> _RECORDS_:
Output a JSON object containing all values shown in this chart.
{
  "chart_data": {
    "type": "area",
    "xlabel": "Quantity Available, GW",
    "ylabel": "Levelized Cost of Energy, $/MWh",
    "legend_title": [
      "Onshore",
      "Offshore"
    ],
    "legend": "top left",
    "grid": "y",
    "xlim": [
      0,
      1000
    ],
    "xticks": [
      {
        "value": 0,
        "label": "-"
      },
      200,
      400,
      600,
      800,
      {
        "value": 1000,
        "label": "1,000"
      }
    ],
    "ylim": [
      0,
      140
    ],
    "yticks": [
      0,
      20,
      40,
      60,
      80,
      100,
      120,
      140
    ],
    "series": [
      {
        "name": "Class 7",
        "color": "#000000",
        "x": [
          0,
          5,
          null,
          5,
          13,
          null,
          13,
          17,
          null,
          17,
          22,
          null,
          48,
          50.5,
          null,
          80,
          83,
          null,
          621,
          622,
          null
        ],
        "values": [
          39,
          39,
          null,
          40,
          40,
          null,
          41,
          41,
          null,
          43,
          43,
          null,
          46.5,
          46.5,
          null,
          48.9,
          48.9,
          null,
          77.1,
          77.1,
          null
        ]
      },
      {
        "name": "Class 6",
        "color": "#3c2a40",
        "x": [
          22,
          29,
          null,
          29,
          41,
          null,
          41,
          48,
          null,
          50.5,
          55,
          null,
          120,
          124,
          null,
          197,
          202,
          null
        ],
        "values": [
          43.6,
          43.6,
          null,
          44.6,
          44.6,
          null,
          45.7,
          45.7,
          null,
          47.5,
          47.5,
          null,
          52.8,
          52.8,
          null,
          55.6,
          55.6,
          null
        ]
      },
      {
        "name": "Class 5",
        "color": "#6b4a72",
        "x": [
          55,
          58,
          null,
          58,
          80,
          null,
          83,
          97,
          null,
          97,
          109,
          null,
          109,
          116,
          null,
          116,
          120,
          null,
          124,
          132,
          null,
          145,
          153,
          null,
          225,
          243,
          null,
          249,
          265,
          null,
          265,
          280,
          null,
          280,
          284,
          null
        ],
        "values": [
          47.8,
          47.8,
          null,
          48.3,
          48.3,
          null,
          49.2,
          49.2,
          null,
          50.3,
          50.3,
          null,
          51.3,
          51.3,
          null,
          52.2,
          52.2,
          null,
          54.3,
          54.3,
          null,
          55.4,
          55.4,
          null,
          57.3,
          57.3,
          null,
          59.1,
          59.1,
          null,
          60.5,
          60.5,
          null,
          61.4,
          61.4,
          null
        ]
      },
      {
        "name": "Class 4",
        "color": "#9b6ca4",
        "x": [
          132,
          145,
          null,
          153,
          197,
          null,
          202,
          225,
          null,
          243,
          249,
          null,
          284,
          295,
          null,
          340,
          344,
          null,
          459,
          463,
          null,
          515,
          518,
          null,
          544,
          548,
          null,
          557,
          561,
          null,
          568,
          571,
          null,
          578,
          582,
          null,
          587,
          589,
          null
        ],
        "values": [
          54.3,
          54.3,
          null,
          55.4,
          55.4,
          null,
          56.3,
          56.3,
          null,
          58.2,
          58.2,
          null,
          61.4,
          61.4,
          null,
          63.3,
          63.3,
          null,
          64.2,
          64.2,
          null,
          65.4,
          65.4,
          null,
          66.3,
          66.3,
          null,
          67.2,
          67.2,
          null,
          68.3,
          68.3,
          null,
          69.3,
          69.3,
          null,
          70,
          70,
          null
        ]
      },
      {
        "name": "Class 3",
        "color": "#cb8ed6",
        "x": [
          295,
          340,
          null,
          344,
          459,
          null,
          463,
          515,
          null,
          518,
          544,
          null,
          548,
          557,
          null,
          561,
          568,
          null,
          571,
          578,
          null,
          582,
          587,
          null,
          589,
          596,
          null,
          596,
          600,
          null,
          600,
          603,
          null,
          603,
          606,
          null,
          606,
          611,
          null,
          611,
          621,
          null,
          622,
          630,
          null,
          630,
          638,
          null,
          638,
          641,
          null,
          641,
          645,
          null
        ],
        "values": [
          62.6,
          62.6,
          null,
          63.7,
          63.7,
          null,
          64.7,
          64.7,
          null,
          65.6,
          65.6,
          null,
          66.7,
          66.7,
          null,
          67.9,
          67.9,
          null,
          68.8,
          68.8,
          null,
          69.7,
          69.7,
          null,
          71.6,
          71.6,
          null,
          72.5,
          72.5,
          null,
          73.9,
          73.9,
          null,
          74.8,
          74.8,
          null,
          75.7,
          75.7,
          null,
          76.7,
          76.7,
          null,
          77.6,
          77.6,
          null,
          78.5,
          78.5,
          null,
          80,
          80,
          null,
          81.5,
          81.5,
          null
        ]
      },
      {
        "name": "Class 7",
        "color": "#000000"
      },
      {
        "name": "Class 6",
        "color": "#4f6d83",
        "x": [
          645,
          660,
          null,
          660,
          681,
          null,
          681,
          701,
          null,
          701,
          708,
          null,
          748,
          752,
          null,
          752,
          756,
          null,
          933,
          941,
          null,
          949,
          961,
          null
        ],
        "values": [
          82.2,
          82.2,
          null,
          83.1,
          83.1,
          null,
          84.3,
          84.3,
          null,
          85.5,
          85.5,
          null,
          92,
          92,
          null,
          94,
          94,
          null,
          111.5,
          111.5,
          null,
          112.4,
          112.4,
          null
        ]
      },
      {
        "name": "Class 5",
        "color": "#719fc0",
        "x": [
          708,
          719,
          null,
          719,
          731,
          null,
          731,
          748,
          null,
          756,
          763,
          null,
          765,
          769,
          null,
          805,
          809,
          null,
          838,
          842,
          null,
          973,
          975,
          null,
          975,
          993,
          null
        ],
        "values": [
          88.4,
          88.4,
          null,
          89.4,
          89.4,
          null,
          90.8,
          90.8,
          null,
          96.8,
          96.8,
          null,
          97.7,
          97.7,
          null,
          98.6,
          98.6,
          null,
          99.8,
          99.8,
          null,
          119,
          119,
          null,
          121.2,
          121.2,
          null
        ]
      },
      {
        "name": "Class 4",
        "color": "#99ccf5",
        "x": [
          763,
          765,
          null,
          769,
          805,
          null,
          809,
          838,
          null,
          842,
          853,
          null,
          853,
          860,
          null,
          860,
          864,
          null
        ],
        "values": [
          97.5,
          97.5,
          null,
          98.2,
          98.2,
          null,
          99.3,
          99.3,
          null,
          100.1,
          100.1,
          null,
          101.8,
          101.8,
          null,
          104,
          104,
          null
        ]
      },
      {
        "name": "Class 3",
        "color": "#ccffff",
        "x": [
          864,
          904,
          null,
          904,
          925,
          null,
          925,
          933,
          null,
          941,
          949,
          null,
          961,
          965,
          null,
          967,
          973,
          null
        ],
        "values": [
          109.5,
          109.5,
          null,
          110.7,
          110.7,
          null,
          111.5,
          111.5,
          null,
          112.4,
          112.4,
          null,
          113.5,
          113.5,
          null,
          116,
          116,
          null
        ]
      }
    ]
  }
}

> _WHAT NEEDS TO BE DONE_: Print the listing above in full, exactly as it is.

> _IN RESPONSE_:
Output a JSON object containing all values shown in this chart.
{
  "chart_data": {
    "type": "area",
    "xlabel": "Quantity Available, GW",
    "ylabel": "Levelized Cost of Energy, $/MWh",
    "legend_title": [
      "Onshore",
      "Offshore"
    ],
    "legend": "top left",
    "grid": "y",
    "xlim": [
      0,
      1000
    ],
    "xticks": [
      {
        "value": 0,
        "label": "-"
      },
      200,
      400,
      600,
      800,
      {
        "value": 1000,
        "label": "1,000"
      }
    ],
    "ylim": [
      0,
      140
    ],
    "yticks": [
      0,
      20,
      40,
      60,
      80,
      100,
      120,
      140
    ],
    "series": [
      {
        "name": "Class 7",
        "color": "#000000",
        "x": [
          0,
          5,
          null,
          5,
          13,
          null,
          13,
          17,
          null,
          17,
          22,
          null,
          48,
          50.5,
          null,
          80,
          83,
          null,
          621,
          622,
          null
        ],
        "values": [
          39,
          39,
          null,
          40,
          40,
          null,
          41,
          41,
          null,
          43,
          43,
          null,
          46.5,
          46.5,
          null,
          48.9,
          48.9,
          null,
          77.1,
          77.1,
          null
        ]
      },
      {
        "name": "Class 6",
        "color": "#3c2a40",
        "x": [
          22,
          29,
          null,
          29,
          41,
          null,
          41,
          48,
          null,
          50.5,
          55,
          null,
          120,
          124,
          null,
          197,
          202,
          null
        ],
        "values": [
          43.6,
          43.6,
          null,
          44.6,
          44.6,
          null,
          45.7,
          45.7,
          null,
          47.5,
          47.5,
          null,
          52.8,
          52.8,
          null,
          55.6,
          55.6,
          null
        ]
      },
      {
        "name": "Class 5",
        "color": "#6b4a72",
        "x": [
          55,
          58,
          null,
          58,
          80,
          null,
          83,
          97,
          null,
          97,
          109,
          null,
          109,
          116,
          null,
          116,
          120,
          null,
          124,
          132,
          null,
          145,
          153,
          null,
          225,
          243,
          null,
          249,
          265,
          null,
          265,
          280,
          null,
          280,
          284,
          null
        ],
        "values": [
          47.8,
          47.8,
          null,
          48.3,
          48.3,
          null,
          49.2,
          49.2,
          null,
          50.3,
          50.3,
          null,
          51.3,
          51.3,
          null,
          52.2,
          52.2,
          null,
          54.3,
          54.3,
          null,
          55.4,
          55.4,
          null,
          57.3,
          57.3,
          null,
          59.1,
          59.1,
          null,
          60.5,
          60.5,
          null,
          61.4,
          61.4,
          null
        ]
      },
      {
        "name": "Class 4",
        "color": "#9b6ca4",
        "x": [
          132,
          145,
          null,
          153,
          197,
          null,
          202,
          225,
          null,
          243,
          249,
          null,
          284,
          295,
          null,
          340,
          344,
          null,
          459,
          463,
          null,
          515,
          518,
          null,
          544,
          548,
          null,
          557,
          561,
          null,
          568,
          571,
          null,
          578,
          582,
          null,
          587,
          589,
          null
        ],
        "values": [
          54.3,
          54.3,
          null,
          55.4,
          55.4,
          null,
          56.3,
          56.3,
          null,
          58.2,
          58.2,
          null,
          61.4,
          61.4,
          null,
          63.3,
          63.3,
          null,
          64.2,
          64.2,
          null,
          65.4,
          65.4,
          null,
          66.3,
          66.3,
          null,
          67.2,
          67.2,
          null,
          68.3,
          68.3,
          null,
          69.3,
          69.3,
          null,
          70,
          70,
          null
        ]
      },
      {
        "name": "Class 3",
        "color": "#cb8ed6",
        "x": [
          295,
          340,
          null,
          344,
          459,
          null,
          463,
          515,
          null,
          518,
          544,
          null,
          548,
          557,
          null,
          561,
          568,
          null,
          571,
          578,
          null,
          582,
          587,
          null,
          589,
          596,
          null,
          596,
          600,
          null,
          600,
          603,
          null,
          603,
          606,
          null,
          606,
          611,
          null,
          611,
          621,
          null,
          622,
          630,
          null,
          630,
          638,
          null,
          638,
          641,
          null,
          641,
          645,
          null
        ],
        "values": [
          62.6,
          62.6,
          null,
          63.7,
          63.7,
          null,
          64.7,
          64.7,
          null,
          65.6,
          65.6,
          null,
          66.7,
          66.7,
          null,
          67.9,
          67.9,
          null,
          68.8,
          68.8,
          null,
          69.7,
          69.7,
          null,
          71.6,
          71.6,
          null,
          72.5,
          72.5,
          null,
          73.9,
          73.9,
          null,
          74.8,
          74.8,
          null,
          75.7,
          75.7,
          null,
          76.7,
          76.7,
          null,
          77.6,
          77.6,
          null,
          78.5,
          78.5,
          null,
          80,
          80,
          null,
          81.5,
          81.5,
          null
        ]
      },
      {
        "name": "Class 7",
        "color": "#000000"
      },
      {
        "name": "Class 6",
        "color": "#4f6d83",
        "x": [
          645,
          660,
          null,
          660,
          681,
          null,
          681,
          701,
          null,
          701,
          708,
          null,
          748,
          752,
          null,
          752,
          756,
          null,
          933,
          941,
          null,
          949,
          961,
          null
        ],
        "values": [
          82.2,
          82.2,
          null,
          83.1,
          83.1,
          null,
          84.3,
          84.3,
          null,
          85.5,
          85.5,
          null,
          92,
          92,
          null,
          94,
          94,
          null,
          111.5,
          111.5,
          null,
          112.4,
          112.4,
          null
        ]
      },
      {
        "name": "Class 5",
        "color": "#719fc0",
        "x": [
          708,
          719,
          null,
          719,
          731,
          null,
          731,
          748,
          null,
          756,
          763,
          null,
          765,
          769,
          null,
          805,
          809,
          null,
          838,
          842,
          null,
          973,
          975,
          null,
          975,
          993,
          null
        ],
        "values": [
          88.4,
          88.4,
          null,
          89.4,
          89.4,
          null,
          90.8,
          90.8,
          null,
          96.8,
          96.8,
          null,
          97.7,
          97.7,
          null,
          98.6,
          98.6,
          null,
          99.8,
          99.8,
          null,
          119,
          119,
          null,
          121.2,
          121.2,
          null
        ]
      },
      {
        "name": "Class 4",
        "color": "#99ccf5",
        "x": [
          763,
          765,
          null,
          769,
          805,
          null,
          809,
          838,
          null,
          842,
          853,
          null,
          853,
          860,
          null,
          860,
          864,
          null
        ],
        "values": [
          97.5,
          97.5,
          null,
          98.2,
          98.2,
          null,
          99.3,
          99.3,
          null,
          100.1,
          100.1,
          null,
          101.8,
          101.8,
          null,
          104,
          104,
          null
        ]
      },
      {
        "name": "Class 3",
        "color": "#ccffff",
        "x": [
          864,
          904,
          null,
          904,
          925,
          null,
          925,
          933,
          null,
          941,
          949,
          null,
          961,
          965,
          null,
          967,
          973,
          null
        ],
        "values": [
          109.5,
          109.5,
          null,
          110.7,
          110.7,
          null,
          111.5,
          111.5,
          null,
          112.4,
          112.4,
          null,
          113.5,
          113.5,
          null,
          116,
          116,
          null
        ]
      }
    ]
  }
}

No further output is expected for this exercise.